Figure content listings
※

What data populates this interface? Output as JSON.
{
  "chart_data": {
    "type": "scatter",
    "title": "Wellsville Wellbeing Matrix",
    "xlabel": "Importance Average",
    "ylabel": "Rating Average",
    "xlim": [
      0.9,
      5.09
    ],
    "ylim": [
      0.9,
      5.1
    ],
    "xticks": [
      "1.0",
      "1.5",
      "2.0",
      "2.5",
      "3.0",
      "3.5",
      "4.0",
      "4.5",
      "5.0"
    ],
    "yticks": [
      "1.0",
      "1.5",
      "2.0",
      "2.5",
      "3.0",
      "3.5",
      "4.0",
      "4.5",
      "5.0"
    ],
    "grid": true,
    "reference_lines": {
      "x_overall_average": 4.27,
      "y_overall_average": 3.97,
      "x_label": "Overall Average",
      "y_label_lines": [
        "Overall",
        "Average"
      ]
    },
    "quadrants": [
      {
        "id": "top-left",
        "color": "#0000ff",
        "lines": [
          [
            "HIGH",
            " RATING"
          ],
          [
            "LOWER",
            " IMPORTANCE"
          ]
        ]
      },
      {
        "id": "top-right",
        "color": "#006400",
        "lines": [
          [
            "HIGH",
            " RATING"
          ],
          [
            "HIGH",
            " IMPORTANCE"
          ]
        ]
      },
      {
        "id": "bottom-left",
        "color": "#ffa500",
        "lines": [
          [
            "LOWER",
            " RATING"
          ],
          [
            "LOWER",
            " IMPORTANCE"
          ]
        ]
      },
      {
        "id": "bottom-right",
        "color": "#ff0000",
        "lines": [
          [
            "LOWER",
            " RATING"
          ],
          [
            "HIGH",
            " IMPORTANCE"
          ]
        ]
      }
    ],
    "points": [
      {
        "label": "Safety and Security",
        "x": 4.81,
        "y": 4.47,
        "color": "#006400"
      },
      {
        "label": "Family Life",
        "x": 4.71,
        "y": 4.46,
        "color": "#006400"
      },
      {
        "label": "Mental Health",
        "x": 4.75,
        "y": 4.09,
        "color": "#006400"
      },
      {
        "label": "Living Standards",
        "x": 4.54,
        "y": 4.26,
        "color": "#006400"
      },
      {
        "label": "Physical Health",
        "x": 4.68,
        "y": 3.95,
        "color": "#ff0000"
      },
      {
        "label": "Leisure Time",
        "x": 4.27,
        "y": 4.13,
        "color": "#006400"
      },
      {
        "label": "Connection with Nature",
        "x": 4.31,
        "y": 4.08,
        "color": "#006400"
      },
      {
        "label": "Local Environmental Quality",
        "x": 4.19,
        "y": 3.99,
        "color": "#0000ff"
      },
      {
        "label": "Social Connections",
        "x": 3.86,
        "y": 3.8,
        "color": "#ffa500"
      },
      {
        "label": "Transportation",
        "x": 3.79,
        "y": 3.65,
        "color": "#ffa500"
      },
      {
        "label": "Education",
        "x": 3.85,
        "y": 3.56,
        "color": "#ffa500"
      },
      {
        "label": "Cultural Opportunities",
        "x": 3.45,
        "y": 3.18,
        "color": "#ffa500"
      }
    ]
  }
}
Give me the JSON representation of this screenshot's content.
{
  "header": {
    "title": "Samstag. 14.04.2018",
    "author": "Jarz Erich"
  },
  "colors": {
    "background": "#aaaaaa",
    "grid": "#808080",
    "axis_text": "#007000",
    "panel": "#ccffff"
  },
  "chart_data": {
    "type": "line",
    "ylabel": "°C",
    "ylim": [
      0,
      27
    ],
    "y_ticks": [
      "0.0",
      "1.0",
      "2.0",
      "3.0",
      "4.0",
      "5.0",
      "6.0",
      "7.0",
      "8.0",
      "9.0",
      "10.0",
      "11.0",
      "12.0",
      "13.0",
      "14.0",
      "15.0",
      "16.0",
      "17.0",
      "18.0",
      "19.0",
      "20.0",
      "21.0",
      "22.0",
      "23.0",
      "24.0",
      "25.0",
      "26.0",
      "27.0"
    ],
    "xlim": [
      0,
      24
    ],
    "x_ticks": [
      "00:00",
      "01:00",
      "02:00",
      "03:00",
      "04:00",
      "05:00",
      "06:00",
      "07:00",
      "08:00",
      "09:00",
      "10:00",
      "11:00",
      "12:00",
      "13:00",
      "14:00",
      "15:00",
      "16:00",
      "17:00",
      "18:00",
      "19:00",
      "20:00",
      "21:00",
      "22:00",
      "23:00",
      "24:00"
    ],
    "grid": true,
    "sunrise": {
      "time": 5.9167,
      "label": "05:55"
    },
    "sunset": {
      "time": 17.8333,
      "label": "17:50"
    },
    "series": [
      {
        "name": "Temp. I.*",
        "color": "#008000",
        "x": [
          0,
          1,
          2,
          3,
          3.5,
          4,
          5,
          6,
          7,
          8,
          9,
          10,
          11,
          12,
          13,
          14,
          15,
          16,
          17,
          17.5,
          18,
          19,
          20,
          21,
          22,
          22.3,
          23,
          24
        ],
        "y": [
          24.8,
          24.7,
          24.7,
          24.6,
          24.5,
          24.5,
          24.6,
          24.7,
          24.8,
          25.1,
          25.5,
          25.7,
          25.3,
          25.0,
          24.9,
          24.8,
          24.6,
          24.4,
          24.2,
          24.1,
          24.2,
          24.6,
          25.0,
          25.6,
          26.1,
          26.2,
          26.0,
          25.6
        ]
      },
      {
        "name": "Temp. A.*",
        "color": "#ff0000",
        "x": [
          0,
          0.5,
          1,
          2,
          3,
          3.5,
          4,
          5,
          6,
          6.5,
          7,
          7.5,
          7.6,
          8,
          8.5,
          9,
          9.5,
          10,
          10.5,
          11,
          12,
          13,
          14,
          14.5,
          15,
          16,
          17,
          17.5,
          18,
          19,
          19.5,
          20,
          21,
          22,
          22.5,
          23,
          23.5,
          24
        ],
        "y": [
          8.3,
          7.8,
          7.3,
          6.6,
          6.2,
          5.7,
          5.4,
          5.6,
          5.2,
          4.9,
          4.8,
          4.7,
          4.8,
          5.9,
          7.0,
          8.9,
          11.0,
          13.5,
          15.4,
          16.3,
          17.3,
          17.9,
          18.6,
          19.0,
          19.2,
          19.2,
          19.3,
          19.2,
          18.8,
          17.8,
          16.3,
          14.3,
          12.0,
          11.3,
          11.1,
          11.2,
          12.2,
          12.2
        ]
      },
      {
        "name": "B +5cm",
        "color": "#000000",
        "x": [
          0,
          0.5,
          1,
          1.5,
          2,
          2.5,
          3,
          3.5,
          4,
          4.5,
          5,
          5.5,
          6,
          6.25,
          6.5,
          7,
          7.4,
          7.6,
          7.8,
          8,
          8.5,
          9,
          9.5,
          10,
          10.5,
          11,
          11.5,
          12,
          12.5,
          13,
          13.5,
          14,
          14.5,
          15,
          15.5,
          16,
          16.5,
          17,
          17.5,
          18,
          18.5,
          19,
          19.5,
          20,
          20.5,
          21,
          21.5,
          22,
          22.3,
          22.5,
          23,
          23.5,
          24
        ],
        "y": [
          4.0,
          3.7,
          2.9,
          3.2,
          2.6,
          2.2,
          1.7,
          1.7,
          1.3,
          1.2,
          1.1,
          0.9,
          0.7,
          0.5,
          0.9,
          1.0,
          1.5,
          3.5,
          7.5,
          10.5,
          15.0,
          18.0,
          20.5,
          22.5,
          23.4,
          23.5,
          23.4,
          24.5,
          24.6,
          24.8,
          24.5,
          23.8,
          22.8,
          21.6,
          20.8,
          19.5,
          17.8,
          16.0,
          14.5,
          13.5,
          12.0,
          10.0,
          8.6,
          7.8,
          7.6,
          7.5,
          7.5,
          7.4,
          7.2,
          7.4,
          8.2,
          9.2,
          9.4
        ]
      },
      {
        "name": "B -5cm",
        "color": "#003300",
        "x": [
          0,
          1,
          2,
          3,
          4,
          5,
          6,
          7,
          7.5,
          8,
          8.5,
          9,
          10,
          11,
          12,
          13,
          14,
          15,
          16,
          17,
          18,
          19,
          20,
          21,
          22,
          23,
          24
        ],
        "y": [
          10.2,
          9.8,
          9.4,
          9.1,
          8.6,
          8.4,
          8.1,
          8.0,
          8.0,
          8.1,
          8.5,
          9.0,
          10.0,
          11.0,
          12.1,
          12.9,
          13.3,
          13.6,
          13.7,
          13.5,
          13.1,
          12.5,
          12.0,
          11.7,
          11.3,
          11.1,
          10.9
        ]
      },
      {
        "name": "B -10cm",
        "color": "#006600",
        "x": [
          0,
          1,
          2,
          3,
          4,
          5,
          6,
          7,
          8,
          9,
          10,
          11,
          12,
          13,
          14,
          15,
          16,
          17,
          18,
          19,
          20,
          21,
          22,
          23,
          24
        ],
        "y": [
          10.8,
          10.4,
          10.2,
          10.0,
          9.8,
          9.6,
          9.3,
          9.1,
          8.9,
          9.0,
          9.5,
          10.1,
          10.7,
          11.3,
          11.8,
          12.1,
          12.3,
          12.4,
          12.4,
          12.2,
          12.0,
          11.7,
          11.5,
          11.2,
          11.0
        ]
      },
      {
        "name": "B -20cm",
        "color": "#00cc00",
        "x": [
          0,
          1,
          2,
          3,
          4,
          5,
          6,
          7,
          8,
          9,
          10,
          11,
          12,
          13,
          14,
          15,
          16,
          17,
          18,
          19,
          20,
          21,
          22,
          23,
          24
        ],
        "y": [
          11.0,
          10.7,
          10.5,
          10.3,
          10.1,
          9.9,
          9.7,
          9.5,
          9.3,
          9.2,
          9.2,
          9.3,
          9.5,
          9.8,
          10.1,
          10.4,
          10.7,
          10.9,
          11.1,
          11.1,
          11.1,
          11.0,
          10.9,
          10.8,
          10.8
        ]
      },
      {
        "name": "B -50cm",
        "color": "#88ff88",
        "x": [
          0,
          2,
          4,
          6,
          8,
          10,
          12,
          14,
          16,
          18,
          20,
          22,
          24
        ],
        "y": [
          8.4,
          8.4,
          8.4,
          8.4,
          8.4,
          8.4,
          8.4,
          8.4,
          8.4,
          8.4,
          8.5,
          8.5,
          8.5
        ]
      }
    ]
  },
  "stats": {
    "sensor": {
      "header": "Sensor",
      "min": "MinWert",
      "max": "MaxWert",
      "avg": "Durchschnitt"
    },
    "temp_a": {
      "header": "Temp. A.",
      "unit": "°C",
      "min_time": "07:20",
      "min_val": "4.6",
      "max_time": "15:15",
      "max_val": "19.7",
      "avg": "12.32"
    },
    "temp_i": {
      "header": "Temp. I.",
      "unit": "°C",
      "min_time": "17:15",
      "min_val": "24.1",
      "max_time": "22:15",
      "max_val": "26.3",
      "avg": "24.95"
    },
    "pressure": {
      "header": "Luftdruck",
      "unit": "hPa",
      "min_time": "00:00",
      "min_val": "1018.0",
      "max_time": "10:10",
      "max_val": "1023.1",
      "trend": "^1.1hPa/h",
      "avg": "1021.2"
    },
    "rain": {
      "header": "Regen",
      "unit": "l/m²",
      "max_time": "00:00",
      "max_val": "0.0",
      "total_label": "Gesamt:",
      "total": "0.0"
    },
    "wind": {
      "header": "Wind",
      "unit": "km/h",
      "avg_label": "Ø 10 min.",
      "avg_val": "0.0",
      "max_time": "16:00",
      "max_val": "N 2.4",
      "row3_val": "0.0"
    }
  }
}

※

> **Exercise details**
From the records, copy every line that has the string "title" in it.

> **Problem solution**
    "title": "Wellsville Wellbeing Matrix",
    "title": "Samstag. 14.04.2018",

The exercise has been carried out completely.